----- Given data

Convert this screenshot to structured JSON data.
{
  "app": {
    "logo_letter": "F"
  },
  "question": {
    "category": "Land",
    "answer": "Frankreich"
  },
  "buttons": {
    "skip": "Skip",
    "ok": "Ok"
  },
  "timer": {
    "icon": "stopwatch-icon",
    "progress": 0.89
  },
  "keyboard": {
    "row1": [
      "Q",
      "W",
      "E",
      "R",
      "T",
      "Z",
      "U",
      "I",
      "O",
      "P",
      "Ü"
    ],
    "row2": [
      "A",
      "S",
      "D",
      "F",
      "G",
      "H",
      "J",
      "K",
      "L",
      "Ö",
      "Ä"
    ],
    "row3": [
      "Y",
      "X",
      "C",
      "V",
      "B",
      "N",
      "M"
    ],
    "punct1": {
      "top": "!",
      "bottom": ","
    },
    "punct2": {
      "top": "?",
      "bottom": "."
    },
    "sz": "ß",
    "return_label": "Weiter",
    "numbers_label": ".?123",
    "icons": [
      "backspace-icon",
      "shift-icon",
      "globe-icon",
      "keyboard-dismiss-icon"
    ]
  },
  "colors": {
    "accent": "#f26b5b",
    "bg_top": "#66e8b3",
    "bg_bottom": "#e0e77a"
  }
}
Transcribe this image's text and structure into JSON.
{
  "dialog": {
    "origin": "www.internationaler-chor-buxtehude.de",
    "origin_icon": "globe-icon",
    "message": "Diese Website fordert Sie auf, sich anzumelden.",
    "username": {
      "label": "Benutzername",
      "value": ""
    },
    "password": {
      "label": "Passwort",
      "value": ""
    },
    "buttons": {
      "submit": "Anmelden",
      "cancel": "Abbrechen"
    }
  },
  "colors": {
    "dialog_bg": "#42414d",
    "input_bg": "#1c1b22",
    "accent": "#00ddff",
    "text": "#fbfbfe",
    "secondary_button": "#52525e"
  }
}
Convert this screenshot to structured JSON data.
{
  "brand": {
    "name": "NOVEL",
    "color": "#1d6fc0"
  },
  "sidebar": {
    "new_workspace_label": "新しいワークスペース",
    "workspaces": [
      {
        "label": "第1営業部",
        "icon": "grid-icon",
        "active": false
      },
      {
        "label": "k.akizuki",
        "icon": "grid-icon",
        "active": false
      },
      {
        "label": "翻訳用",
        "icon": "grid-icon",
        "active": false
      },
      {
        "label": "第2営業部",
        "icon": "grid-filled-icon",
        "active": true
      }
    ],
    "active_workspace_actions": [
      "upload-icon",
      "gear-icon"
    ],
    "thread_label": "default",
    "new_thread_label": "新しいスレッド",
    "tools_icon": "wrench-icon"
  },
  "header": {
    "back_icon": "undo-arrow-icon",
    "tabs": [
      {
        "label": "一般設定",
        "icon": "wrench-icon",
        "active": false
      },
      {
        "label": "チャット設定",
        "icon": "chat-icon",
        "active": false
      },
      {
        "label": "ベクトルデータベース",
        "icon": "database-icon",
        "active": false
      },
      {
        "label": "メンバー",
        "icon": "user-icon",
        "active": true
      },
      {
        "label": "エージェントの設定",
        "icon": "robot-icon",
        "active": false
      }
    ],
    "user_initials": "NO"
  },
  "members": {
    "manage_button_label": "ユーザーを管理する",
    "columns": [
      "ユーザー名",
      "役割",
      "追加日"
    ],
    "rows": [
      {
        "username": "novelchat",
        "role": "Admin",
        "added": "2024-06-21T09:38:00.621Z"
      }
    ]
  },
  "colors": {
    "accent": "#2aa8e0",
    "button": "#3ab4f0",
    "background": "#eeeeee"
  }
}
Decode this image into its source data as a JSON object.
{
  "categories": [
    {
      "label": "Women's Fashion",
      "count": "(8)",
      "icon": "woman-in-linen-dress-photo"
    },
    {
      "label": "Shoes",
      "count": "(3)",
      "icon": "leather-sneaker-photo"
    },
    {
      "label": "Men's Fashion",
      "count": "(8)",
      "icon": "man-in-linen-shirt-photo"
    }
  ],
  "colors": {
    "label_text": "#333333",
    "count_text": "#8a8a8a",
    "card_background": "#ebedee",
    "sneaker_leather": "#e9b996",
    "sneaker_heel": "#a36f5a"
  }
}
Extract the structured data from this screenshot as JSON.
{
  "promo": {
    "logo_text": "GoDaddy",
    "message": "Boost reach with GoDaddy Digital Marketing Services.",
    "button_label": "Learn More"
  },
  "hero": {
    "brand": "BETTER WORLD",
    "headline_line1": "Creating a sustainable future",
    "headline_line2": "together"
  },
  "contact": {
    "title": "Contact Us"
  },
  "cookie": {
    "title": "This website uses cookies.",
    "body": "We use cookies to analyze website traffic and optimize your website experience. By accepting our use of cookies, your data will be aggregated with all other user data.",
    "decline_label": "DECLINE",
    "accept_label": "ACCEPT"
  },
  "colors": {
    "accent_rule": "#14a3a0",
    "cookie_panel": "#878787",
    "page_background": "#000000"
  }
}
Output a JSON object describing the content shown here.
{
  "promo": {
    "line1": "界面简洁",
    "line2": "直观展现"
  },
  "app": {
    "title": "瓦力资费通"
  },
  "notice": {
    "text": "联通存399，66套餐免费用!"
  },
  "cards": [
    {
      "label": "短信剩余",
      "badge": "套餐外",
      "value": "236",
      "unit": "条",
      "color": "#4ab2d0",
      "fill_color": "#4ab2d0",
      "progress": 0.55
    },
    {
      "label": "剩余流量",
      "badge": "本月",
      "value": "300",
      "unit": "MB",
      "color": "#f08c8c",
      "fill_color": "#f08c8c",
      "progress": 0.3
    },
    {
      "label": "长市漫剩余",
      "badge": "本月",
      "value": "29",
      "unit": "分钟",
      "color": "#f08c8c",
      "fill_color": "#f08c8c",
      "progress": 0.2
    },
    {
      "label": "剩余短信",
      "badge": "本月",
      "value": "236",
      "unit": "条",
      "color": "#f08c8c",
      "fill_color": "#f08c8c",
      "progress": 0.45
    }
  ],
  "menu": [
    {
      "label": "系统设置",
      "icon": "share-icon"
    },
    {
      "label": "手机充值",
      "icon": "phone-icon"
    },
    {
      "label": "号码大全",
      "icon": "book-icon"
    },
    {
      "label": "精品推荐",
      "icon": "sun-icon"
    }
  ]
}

----------

Task goal »
Copy out the full material exactly as it appears.

Finished task »
Convert this screenshot to structured JSON data.
{
  "app": {
    "logo_letter": "F"
  },
  "question": {
    "category": "Land",
    "answer": "Frankreich"
  },
  "buttons": {
    "skip": "Skip",
    "ok": "Ok"
  },
  "timer": {
    "icon": "stopwatch-icon",
    "progress": 0.89
  },
  "keyboard": {
    "row1": [
      "Q",
      "W",
      "E",
      "R",
      "T",
      "Z",
      "U",
      "I",
      "O",
      "P",
      "Ü"
    ],
    "row2": [
      "A",
      "S",
      "D",
      "F",
      "G",
      "H",
      "J",
      "K",
      "L",
      "Ö",
      "Ä"
    ],
    "row3": [
      "Y",
      "X",
      "C",
      "V",
      "B",
      "N",
      "M"
    ],
    "punct1": {
      "top": "!",
      "bottom": ","
    },
    "punct2": {
      "top": "?",
      "bottom": "."
    },
    "sz": "ß",
    "return_label": "Weiter",
    "numbers_label": ".?123",
    "icons": [
      "backspace-icon",
      "shift-icon",
      "globe-icon",
      "keyboard-dismiss-icon"
    ]
  },
  "colors": {
    "accent": "#f26b5b",
    "bg_top": "#66e8b3",
    "bg_bottom": "#e0e77a"
  }
}
Transcribe this image's text and structure into JSON.
{
  "dialog": {
    "origin": "www.internationaler-chor-buxtehude.de",
    "origin_icon": "globe-icon",
    "message": "Diese Website fordert Sie auf, sich anzumelden.",
    "username": {
      "label": "Benutzername",
      "value": ""
    },
    "password": {
      "label": "Passwort",
      "value": ""
    },
    "buttons": {
      "submit": "Anmelden",
      "cancel": "Abbrechen"
    }
  },
  "colors": {
    "dialog_bg": "#42414d",
    "input_bg": "#1c1b22",
    "accent": "#00ddff",
    "text": "#fbfbfe",
    "secondary_button": "#52525e"
  }
}
Convert this screenshot to structured JSON data.
{
  "brand": {
    "name": "NOVEL",
    "color": "#1d6fc0"
  },
  "sidebar": {
    "new_workspace_label": "新しいワークスペース",
    "workspaces": [
      {
        "label": "第1営業部",
        "icon": "grid-icon",
        "active": false
      },
      {
        "label": "k.akizuki",
        "icon": "grid-icon",
        "active": false
      },
      {
        "label": "翻訳用",
        "icon": "grid-icon",
        "active": false
      },
      {
        "label": "第2営業部",
        "icon": "grid-filled-icon",
        "active": true
      }
    ],
    "active_workspace_actions": [
      "upload-icon",
      "gear-icon"
    ],
    "thread_label": "default",
    "new_thread_label": "新しいスレッド",
    "tools_icon": "wrench-icon"
  },
  "header": {
    "back_icon": "undo-arrow-icon",
    "tabs": [
      {
        "label": "一般設定",
        "icon": "wrench-icon",
        "active": false
      },
      {
        "label": "チャット設定",
        "icon": "chat-icon",
        "active": false
      },
      {
        "label": "ベクトルデータベース",
        "icon": "database-icon",
        "active": false
      },
      {
        "label": "メンバー",
        "icon": "user-icon",
        "active": true
      },
      {
        "label": "エージェントの設定",
        "icon": "robot-icon",
        "active": false
      }
    ],
    "user_initials": "NO"
  },
  "members": {
    "manage_button_label": "ユーザーを管理する",
    "columns": [
      "ユーザー名",
      "役割",
      "追加日"
    ],
    "rows": [
      {
        "username": "novelchat",
        "role": "Admin",
        "added": "2024-06-21T09:38:00.621Z"
      }
    ]
  },
  "colors": {
    "accent": "#2aa8e0",
    "button": "#3ab4f0",
    "background": "#eeeeee"
  }
}
Decode this image into its source data as a JSON object.
{
  "categories": [
    {
      "label": "Women's Fashion",
      "count": "(8)",
      "icon": "woman-in-linen-dress-photo"
    },
    {
      "label": "Shoes",
      "count": "(3)",
      "icon": "leather-sneaker-photo"
    },
    {
      "label": "Men's Fashion",
      "count": "(8)",
      "icon": "man-in-linen-shirt-photo"
    }
  ],
  "colors": {
    "label_text": "#333333",
    "count_text": "#8a8a8a",
    "card_background": "#ebedee",
    "sneaker_leather": "#e9b996",
    "sneaker_heel": "#a36f5a"
  }
}
Extract the structured data from this screenshot as JSON.
{
  "promo": {
    "logo_text": "GoDaddy",
    "message": "Boost reach with GoDaddy Digital Marketing Services.",
    "button_label": "Learn More"
  },
  "hero": {
    "brand": "BETTER WORLD",
    "headline_line1": "Creating a sustainable future",
    "headline_line2": "together"
  },
  "contact": {
    "title": "Contact Us"
  },
  "cookie": {
    "title": "This website uses cookies.",
    "body": "We use cookies to analyze website traffic and optimize your website experience. By accepting our use of cookies, your data will be aggregated with all other user data.",
    "decline_label": "DECLINE",
    "accept_label": "ACCEPT"
  },
  "colors": {
    "accent_rule": "#14a3a0",
    "cookie_panel": "#878787",
    "page_background": "#000000"
  }
}
Output a JSON object describing the content shown here.
{
  "promo": {
    "line1": "界面简洁",
    "line2": "直观展现"
  },
  "app": {
    "title": "瓦力资费通"
  },
  "notice": {
    "text": "联通存399，66套餐免费用!"
  },
  "cards": [
    {
      "label": "短信剩余",
      "badge": "套餐外",
      "value": "236",
      "unit": "条",
      "color": "#4ab2d0",
      "fill_color": "#4ab2d0",
      "progress": 0.55
    },
    {
      "label": "剩余流量",
      "badge": "本月",
      "value": "300",
      "unit": "MB",
      "color": "#f08c8c",
      "fill_color": "#f08c8c",
      "progress": 0.3
    },
    {
      "label": "长市漫剩余",
      "badge": "本月",
      "value": "29",
      "unit": "分钟",
      "color": "#f08c8c",
      "fill_color": "#f08c8c",
      "progress": 0.2
    },
    {
      "label": "剩余短信",
      "badge": "本月",
      "value": "236",
      "unit": "条",
      "color": "#f08c8c",
      "fill_color": "#f08c8c",
      "progress": 0.45
    }
  ],
  "menu": [
    {
      "label": "系统设置",
      "icon": "share-icon"
    },
    {
      "label": "手机充值",
      "icon": "phone-icon"
    },
    {
      "label": "号码大全",
      "icon": "book-icon"
    },
    {
      "label": "精品推荐",
      "icon": "sun-icon"
    }
  ]
}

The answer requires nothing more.